Part of a data file
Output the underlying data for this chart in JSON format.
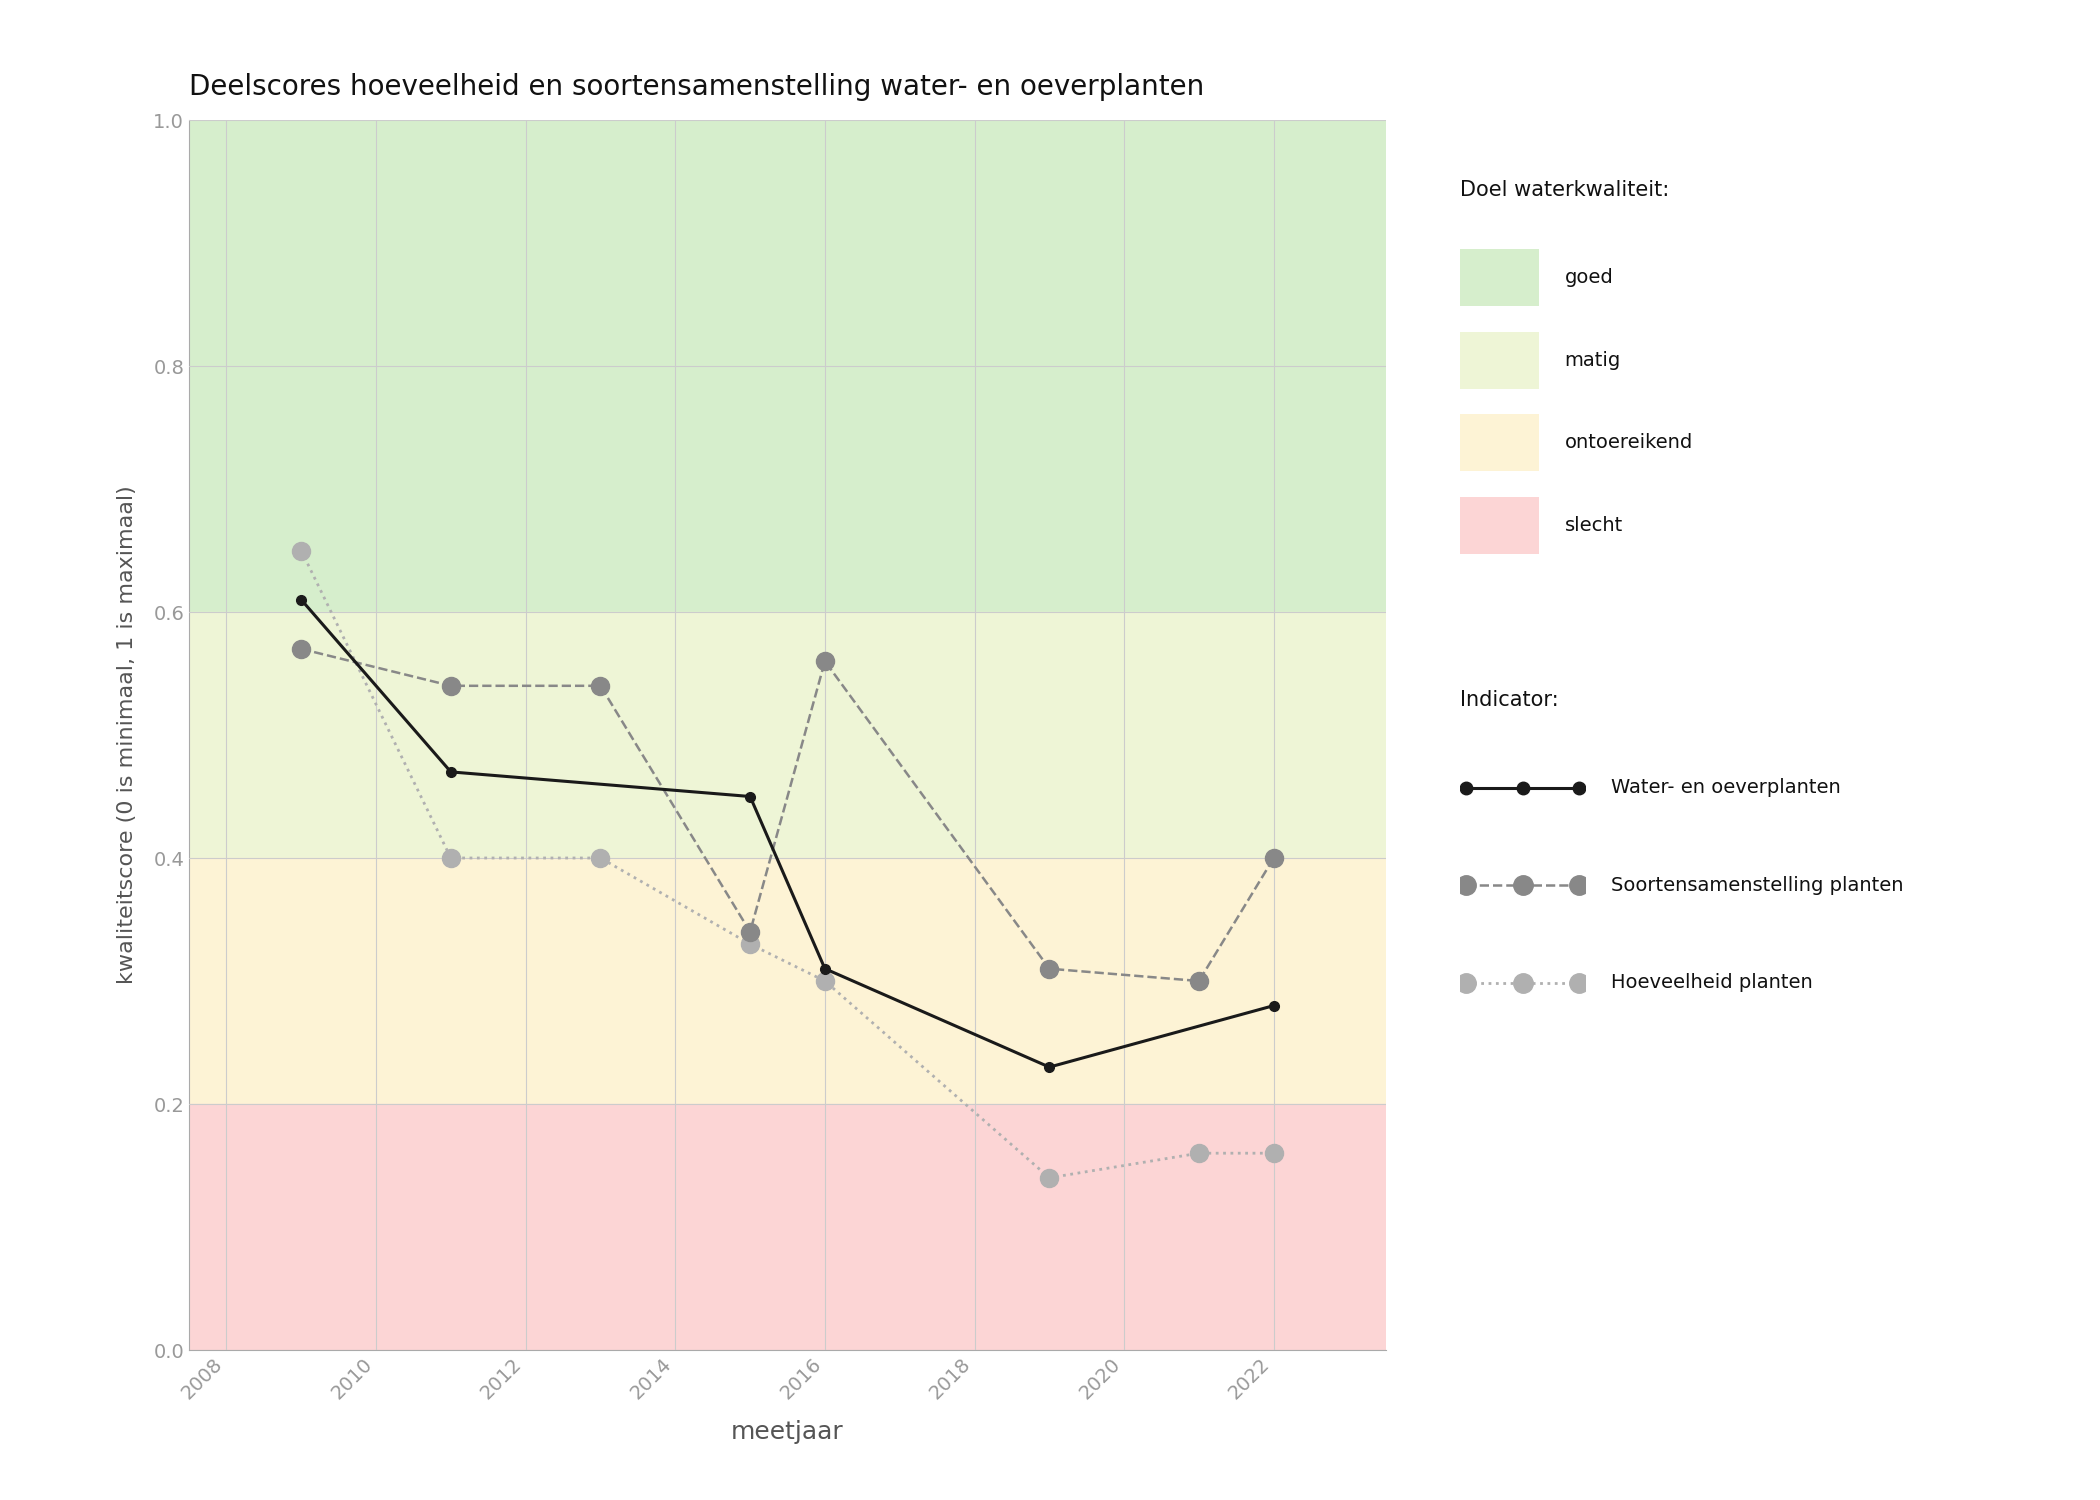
{
  "title": "Deelscores hoeveelheid en soortensamenstelling water- en oeverplanten",
  "xlabel": "meetjaar",
  "ylabel": "kwaliteitscore (0 is minimaal, 1 is maximaal)",
  "xlim": [
    2007.5,
    2023.5
  ],
  "ylim": [
    0.0,
    1.0
  ],
  "xticks": [
    2008,
    2010,
    2012,
    2014,
    2016,
    2018,
    2020,
    2022
  ],
  "yticks": [
    0.0,
    0.2,
    0.4,
    0.6,
    0.8,
    1.0
  ],
  "background_bands": [
    {
      "ymin": 0.6,
      "ymax": 1.0,
      "color": "#d6eecc"
    },
    {
      "ymin": 0.4,
      "ymax": 0.6,
      "color": "#eef5d6"
    },
    {
      "ymin": 0.2,
      "ymax": 0.4,
      "color": "#fdf3d5"
    },
    {
      "ymin": 0.0,
      "ymax": 0.2,
      "color": "#fcd5d5"
    }
  ],
  "series": [
    {
      "name": "Water- en oeverplanten",
      "x": [
        2009,
        2011,
        2015,
        2016,
        2019,
        2022
      ],
      "y": [
        0.61,
        0.47,
        0.45,
        0.31,
        0.23,
        0.28
      ],
      "color": "#1a1a1a",
      "linestyle": "solid",
      "linewidth": 2.2,
      "markersize": 7,
      "marker": "o",
      "zorder": 5
    },
    {
      "name": "Soortensamenstelling planten",
      "x": [
        2009,
        2011,
        2013,
        2015,
        2016,
        2019,
        2021,
        2022
      ],
      "y": [
        0.57,
        0.54,
        0.54,
        0.34,
        0.56,
        0.31,
        0.3,
        0.4
      ],
      "color": "#888888",
      "linestyle": "dashed",
      "linewidth": 1.8,
      "markersize": 13,
      "marker": "o",
      "zorder": 4
    },
    {
      "name": "Hoeveelheid planten",
      "x": [
        2009,
        2011,
        2013,
        2015,
        2016,
        2019,
        2021,
        2022
      ],
      "y": [
        0.65,
        0.4,
        0.4,
        0.33,
        0.3,
        0.14,
        0.16,
        0.16
      ],
      "color": "#b0b0b0",
      "linestyle": "dotted",
      "linewidth": 2.0,
      "markersize": 13,
      "marker": "o",
      "zorder": 3
    }
  ],
  "legend_quality_title": "Doel waterkwaliteit:",
  "legend_indicator_title": "Indicator:",
  "legend_quality_items": [
    {
      "label": "goed",
      "color": "#d6eecc"
    },
    {
      "label": "matig",
      "color": "#eef5d6"
    },
    {
      "label": "ontoereikend",
      "color": "#fdf3d5"
    },
    {
      "label": "slecht",
      "color": "#fcd5d5"
    }
  ],
  "background_color": "#ffffff",
  "grid_color": "#cccccc",
  "tick_label_color": "#999999",
  "axis_label_color": "#555555",
  "title_color": "#111111",
  "figsize": [
    21.0,
    15.0
  ],
  "dpi": 100
}
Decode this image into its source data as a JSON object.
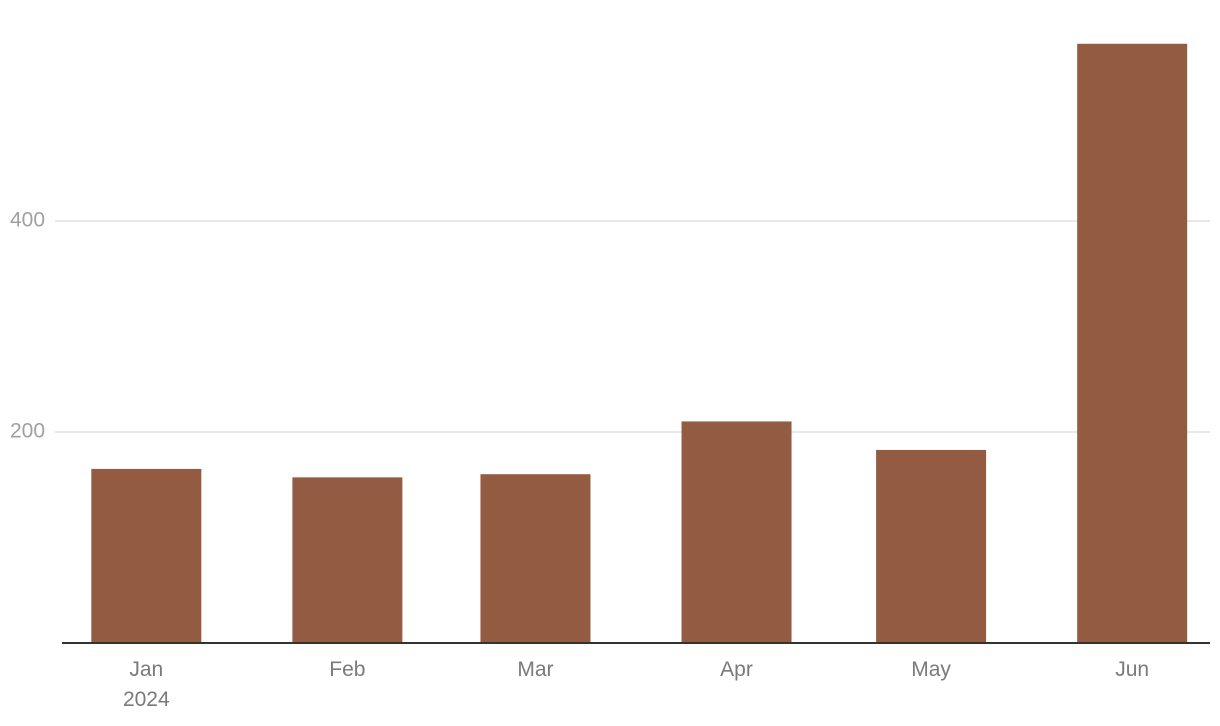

__Goal__.
From the listing above, find the number of lines with the word "linewidth" in them. Answer with the number only.

__The output__.
3